[Short problem] Each entry that follows is to be retyped exactly. Pictures do not belong in the copy.

[Exercise inputs]
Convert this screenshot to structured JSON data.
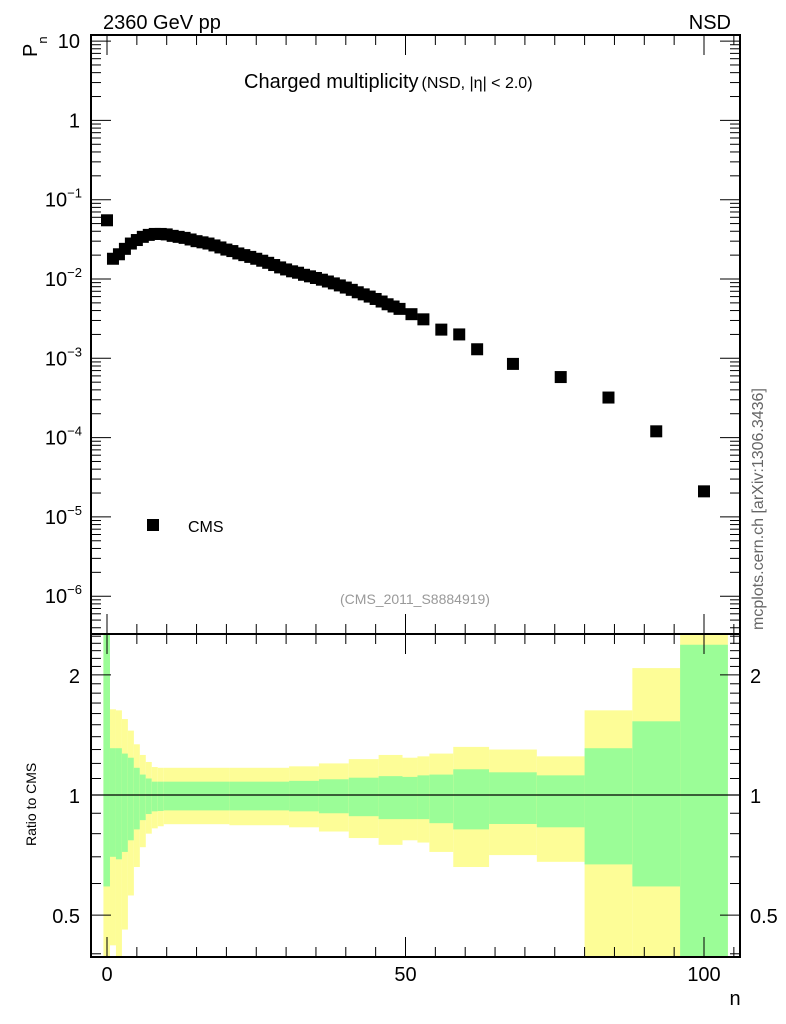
{
  "header": {
    "energy_label": "2360 GeV pp",
    "process_label": "NSD"
  },
  "watermark": "mcplots.cern.ch [arXiv:1306.3436]",
  "colors": {
    "marker": "#000000",
    "band_outer": "#fdfd97",
    "band_inner": "#9bfd97",
    "analysis_text": "#999999"
  },
  "chart_data": [
    {
      "type": "scatter",
      "title": "Charged multiplicity",
      "subtitle": "(NSD, |η| < 2.0)",
      "ylabel": "P",
      "ylabel_sub": "n",
      "yscale": "log",
      "xlim": [
        -2.7,
        106
      ],
      "ylim": [
        3.3e-07,
        12.3
      ],
      "analysis_id": "(CMS_2011_S8884919)",
      "legend": [
        {
          "label": "CMS",
          "marker": "square",
          "placement": "bottom-left"
        }
      ],
      "y_ticks": [
        {
          "value": 10,
          "base": "10",
          "exp": ""
        },
        {
          "value": 1,
          "base": "1",
          "exp": ""
        },
        {
          "value": 0.1,
          "base": "10",
          "exp": "−1"
        },
        {
          "value": 0.01,
          "base": "10",
          "exp": "−2"
        },
        {
          "value": 0.001,
          "base": "10",
          "exp": "−3"
        },
        {
          "value": 0.0001,
          "base": "10",
          "exp": "−4"
        },
        {
          "value": 1e-05,
          "base": "10",
          "exp": "−5"
        },
        {
          "value": 1e-06,
          "base": "10",
          "exp": "−6"
        }
      ],
      "series": [
        {
          "name": "CMS",
          "x": [
            0,
            1,
            2,
            3,
            4,
            5,
            6,
            7,
            8,
            9,
            10,
            11,
            12,
            13,
            14,
            15,
            16,
            17,
            18,
            19,
            20,
            21,
            22,
            23,
            24,
            25,
            26,
            27,
            28,
            29,
            30,
            31,
            32,
            33,
            34,
            35,
            36,
            37,
            38,
            39,
            40,
            41,
            42,
            43,
            44,
            45,
            46,
            47,
            48,
            49,
            51,
            53,
            56,
            59,
            62,
            68,
            76,
            84,
            92,
            100
          ],
          "y": [
            0.055,
            0.018,
            0.0205,
            0.024,
            0.028,
            0.031,
            0.034,
            0.036,
            0.037,
            0.037,
            0.0365,
            0.035,
            0.034,
            0.033,
            0.0315,
            0.03,
            0.029,
            0.028,
            0.0265,
            0.025,
            0.0235,
            0.0225,
            0.021,
            0.02,
            0.019,
            0.018,
            0.017,
            0.016,
            0.015,
            0.014,
            0.0132,
            0.0125,
            0.012,
            0.0113,
            0.0108,
            0.0103,
            0.0098,
            0.0093,
            0.0088,
            0.0083,
            0.0078,
            0.0073,
            0.0068,
            0.0064,
            0.006,
            0.0056,
            0.0052,
            0.0048,
            0.0045,
            0.0042,
            0.0036,
            0.0031,
            0.0023,
            0.002,
            0.0013,
            0.00085,
            0.00058,
            0.00032,
            0.00012,
            2.1e-05
          ]
        }
      ]
    },
    {
      "type": "area",
      "ylabel": "Ratio to CMS",
      "xlabel": "n",
      "yscale": "log",
      "xlim": [
        -2.7,
        106
      ],
      "ylim": [
        0.39,
        2.55
      ],
      "reference_line": 1,
      "x_ticks": [
        {
          "value": 0,
          "label": "0"
        },
        {
          "value": 50,
          "label": "50"
        },
        {
          "value": 100,
          "label": "100"
        }
      ],
      "y_ticks": [
        {
          "value": 2,
          "label": "2"
        },
        {
          "value": 1,
          "label": "1"
        },
        {
          "value": 0.5,
          "label": "0.5"
        }
      ],
      "band_columns": [
        "x_lo",
        "x_hi",
        "outer_lo",
        "inner_lo",
        "inner_hi",
        "outer_hi"
      ],
      "bands": [
        [
          -0.6,
          0.5,
          0.3,
          0.59,
          2.6,
          2.6
        ],
        [
          0.5,
          1.5,
          0.42,
          0.7,
          1.31,
          1.64
        ],
        [
          1.5,
          2.5,
          0.3,
          0.69,
          1.31,
          1.63
        ],
        [
          2.5,
          3.5,
          0.46,
          0.72,
          1.27,
          1.55
        ],
        [
          3.5,
          4.5,
          0.56,
          0.77,
          1.24,
          1.45
        ],
        [
          4.5,
          5.5,
          0.66,
          0.82,
          1.17,
          1.34
        ],
        [
          5.5,
          6.5,
          0.74,
          0.865,
          1.125,
          1.26
        ],
        [
          6.5,
          7.5,
          0.8,
          0.896,
          1.1,
          1.21
        ],
        [
          7.5,
          8.5,
          0.825,
          0.91,
          1.08,
          1.175
        ],
        [
          8.5,
          9.5,
          0.835,
          0.912,
          1.08,
          1.17
        ],
        [
          9.5,
          20.5,
          0.845,
          0.915,
          1.08,
          1.17
        ],
        [
          20.5,
          30.5,
          0.84,
          0.915,
          1.08,
          1.17
        ],
        [
          30.5,
          35.5,
          0.83,
          0.91,
          1.085,
          1.18
        ],
        [
          35.5,
          40.5,
          0.81,
          0.9,
          1.095,
          1.2
        ],
        [
          40.5,
          45.5,
          0.78,
          0.885,
          1.105,
          1.23
        ],
        [
          45.5,
          49.5,
          0.75,
          0.87,
          1.115,
          1.26
        ],
        [
          49.5,
          52,
          0.77,
          0.87,
          1.11,
          1.24
        ],
        [
          52,
          54,
          0.76,
          0.87,
          1.12,
          1.25
        ],
        [
          54,
          58,
          0.72,
          0.85,
          1.125,
          1.27
        ],
        [
          58,
          64,
          0.66,
          0.82,
          1.16,
          1.32
        ],
        [
          64,
          72,
          0.707,
          0.846,
          1.14,
          1.3
        ],
        [
          72,
          80,
          0.68,
          0.83,
          1.12,
          1.25
        ],
        [
          80,
          88,
          0.3,
          0.67,
          1.31,
          1.63
        ],
        [
          88,
          96,
          0.3,
          0.59,
          1.53,
          2.08
        ],
        [
          96,
          104,
          0.3,
          0.3,
          2.38,
          2.6
        ]
      ]
    }
  ]
}
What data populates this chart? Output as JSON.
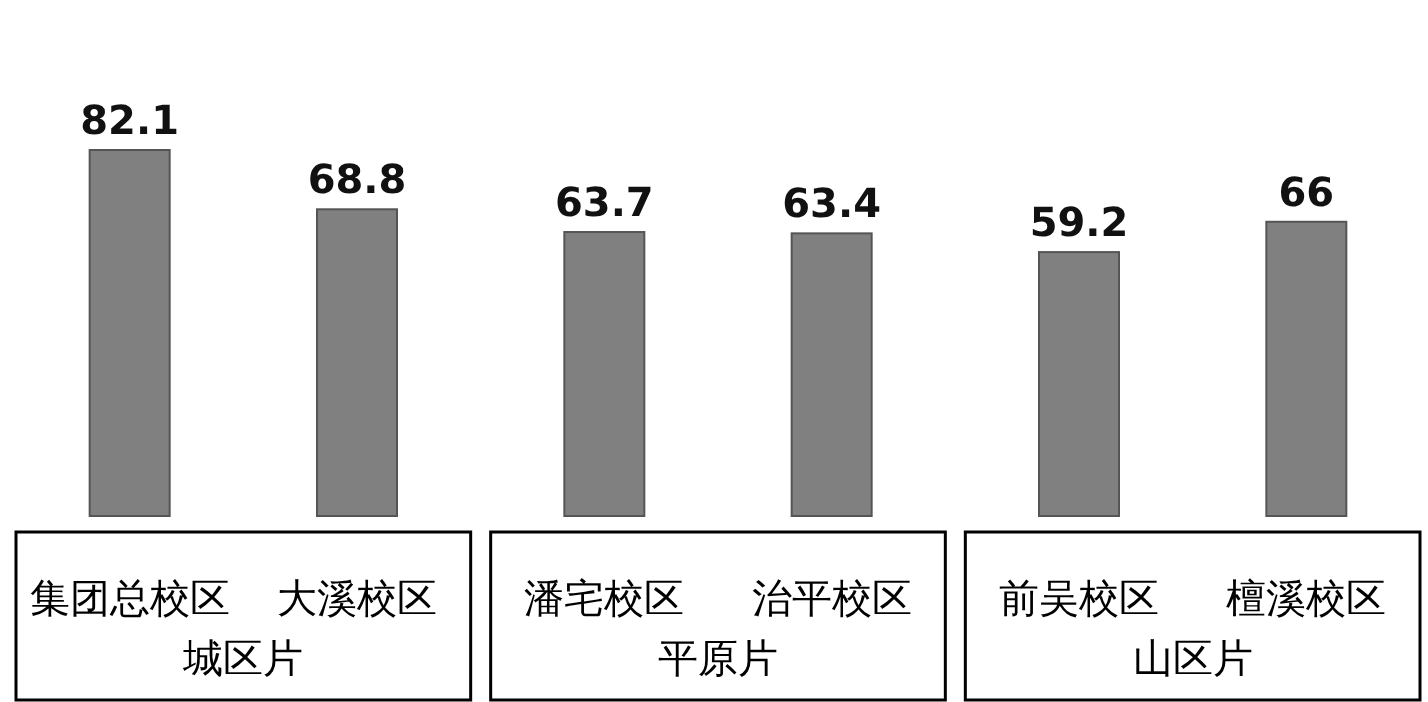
{
  "chart_data": {
    "type": "bar",
    "categories": [
      "集团总校区",
      "大溪校区",
      "潘宅校区",
      "治平校区",
      "前吴校区",
      "檀溪校区"
    ],
    "values": [
      82.1,
      68.8,
      63.7,
      63.4,
      59.2,
      66
    ],
    "color": "#808080",
    "data_labels": true,
    "annotations": [
      "城区片",
      "平原片",
      "山区片"
    ]
  }
}
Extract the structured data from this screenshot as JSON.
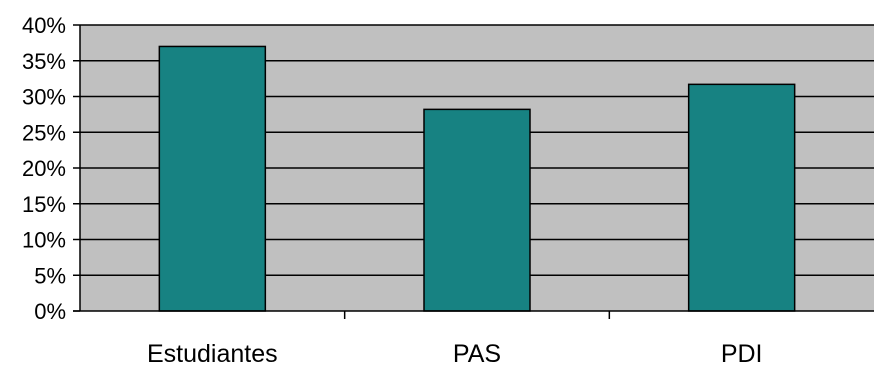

[Written response]
Convert this screenshot to structured JSON data.
{
  "header": {
    "energy_label": "2360 GeV pp",
    "process_label": "NSD"
  },
  "watermark": "mcplots.cern.ch [arXiv:1306.3436]",
  "colors": {
    "marker": "#000000",
    "band_outer": "#fdfd97",
    "band_inner": "#9bfd97",
    "analysis_text": "#999999"
  },
  "chart_data": [
    {
      "type": "scatter",
      "title": "Charged multiplicity",
      "subtitle": "(NSD, |η| < 2.0)",
      "ylabel": "P",
      "ylabel_sub": "n",
      "yscale": "log",
      "xlim": [
        -2.7,
        106
      ],
      "ylim": [
        3.3e-07,
        12.3
      ],
      "analysis_id": "(CMS_2011_S8884919)",
      "legend": [
        {
          "label": "CMS",
          "marker": "square",
          "placement": "bottom-left"
        }
      ],
      "y_ticks": [
        {
          "value": 10,
          "base": "10",
          "exp": ""
        },
        {
          "value": 1,
          "base": "1",
          "exp": ""
        },
        {
          "value": 0.1,
          "base": "10",
          "exp": "−1"
        },
        {
          "value": 0.01,
          "base": "10",
          "exp": "−2"
        },
        {
          "value": 0.001,
          "base": "10",
          "exp": "−3"
        },
        {
          "value": 0.0001,
          "base": "10",
          "exp": "−4"
        },
        {
          "value": 1e-05,
          "base": "10",
          "exp": "−5"
        },
        {
          "value": 1e-06,
          "base": "10",
          "exp": "−6"
        }
      ],
      "series": [
        {
          "name": "CMS",
          "x": [
            0,
            1,
            2,
            3,
            4,
            5,
            6,
            7,
            8,
            9,
            10,
            11,
            12,
            13,
            14,
            15,
            16,
            17,
            18,
            19,
            20,
            21,
            22,
            23,
            24,
            25,
            26,
            27,
            28,
            29,
            30,
            31,
            32,
            33,
            34,
            35,
            36,
            37,
            38,
            39,
            40,
            41,
            42,
            43,
            44,
            45,
            46,
            47,
            48,
            49,
            51,
            53,
            56,
            59,
            62,
            68,
            76,
            84,
            92,
            100
          ],
          "y": [
            0.055,
            0.018,
            0.0205,
            0.024,
            0.028,
            0.031,
            0.034,
            0.036,
            0.037,
            0.037,
            0.0365,
            0.035,
            0.034,
            0.033,
            0.0315,
            0.03,
            0.029,
            0.028,
            0.0265,
            0.025,
            0.0235,
            0.0225,
            0.021,
            0.02,
            0.019,
            0.018,
            0.017,
            0.016,
            0.015,
            0.014,
            0.0132,
            0.0125,
            0.012,
            0.0113,
            0.0108,
            0.0103,
            0.0098,
            0.0093,
            0.0088,
            0.0083,
            0.0078,
            0.0073,
            0.0068,
            0.0064,
            0.006,
            0.0056,
            0.0052,
            0.0048,
            0.0045,
            0.0042,
            0.0036,
            0.0031,
            0.0023,
            0.002,
            0.0013,
            0.00085,
            0.00058,
            0.00032,
            0.00012,
            2.1e-05
          ]
        }
      ]
    },
    {
      "type": "area",
      "ylabel": "Ratio to CMS",
      "xlabel": "n",
      "yscale": "log",
      "xlim": [
        -2.7,
        106
      ],
      "ylim": [
        0.39,
        2.55
      ],
      "reference_line": 1,
      "x_ticks": [
        {
          "value": 0,
          "label": "0"
        },
        {
          "value": 50,
          "label": "50"
        },
        {
          "value": 100,
          "label": "100"
        }
      ],
      "y_ticks": [
        {
          "value": 2,
          "label": "2"
        },
        {
          "value": 1,
          "label": "1"
        },
        {
          "value": 0.5,
          "label": "0.5"
        }
      ],
      "band_columns": [
        "x_lo",
        "x_hi",
        "outer_lo",
        "inner_lo",
        "inner_hi",
        "outer_hi"
      ],
      "bands": [
        [
          -0.6,
          0.5,
          0.3,
          0.59,
          2.6,
          2.6
        ],
        [
          0.5,
          1.5,
          0.42,
          0.7,
          1.31,
          1.64
        ],
        [
          1.5,
          2.5,
          0.3,
          0.69,
          1.31,
          1.63
        ],
        [
          2.5,
          3.5,
          0.46,
          0.72,
          1.27,
          1.55
        ],
        [
          3.5,
          4.5,
          0.56,
          0.77,
          1.24,
          1.45
        ],
        [
          4.5,
          5.5,
          0.66,
          0.82,
          1.17,
          1.34
        ],
        [
          5.5,
          6.5,
          0.74,
          0.865,
          1.125,
          1.26
        ],
        [
          6.5,
          7.5,
          0.8,
          0.896,
          1.1,
          1.21
        ],
        [
          7.5,
          8.5,
          0.825,
          0.91,
          1.08,
          1.175
        ],
        [
          8.5,
          9.5,
          0.835,
          0.912,
          1.08,
          1.17
        ],
        [
          9.5,
          20.5,
          0.845,
          0.915,
          1.08,
          1.17
        ],
        [
          20.5,
          30.5,
          0.84,
          0.915,
          1.08,
          1.17
        ],
        [
          30.5,
          35.5,
          0.83,
          0.91,
          1.085,
          1.18
        ],
        [
          35.5,
          40.5,
          0.81,
          0.9,
          1.095,
          1.2
        ],
        [
          40.5,
          45.5,
          0.78,
          0.885,
          1.105,
          1.23
        ],
        [
          45.5,
          49.5,
          0.75,
          0.87,
          1.115,
          1.26
        ],
        [
          49.5,
          52,
          0.77,
          0.87,
          1.11,
          1.24
        ],
        [
          52,
          54,
          0.76,
          0.87,
          1.12,
          1.25
        ],
        [
          54,
          58,
          0.72,
          0.85,
          1.125,
          1.27
        ],
        [
          58,
          64,
          0.66,
          0.82,
          1.16,
          1.32
        ],
        [
          64,
          72,
          0.707,
          0.846,
          1.14,
          1.3
        ],
        [
          72,
          80,
          0.68,
          0.83,
          1.12,
          1.25
        ],
        [
          80,
          88,
          0.3,
          0.67,
          1.31,
          1.63
        ],
        [
          88,
          96,
          0.3,
          0.59,
          1.53,
          2.08
        ],
        [
          96,
          104,
          0.3,
          0.3,
          2.38,
          2.6
        ]
      ]
    }
  ]
}
What data populates this chart? Output as JSON.
{
  "chart_data": {
    "type": "bar",
    "categories": [
      "集团总校区",
      "大溪校区",
      "潘宅校区",
      "治平校区",
      "前吴校区",
      "檀溪校区"
    ],
    "values": [
      82.1,
      68.8,
      63.7,
      63.4,
      59.2,
      66
    ],
    "color": "#808080",
    "data_labels": true,
    "annotations": [
      "城区片",
      "平原片",
      "山区片"
    ]
  }
}
Extract the structured data from this screenshot as JSON.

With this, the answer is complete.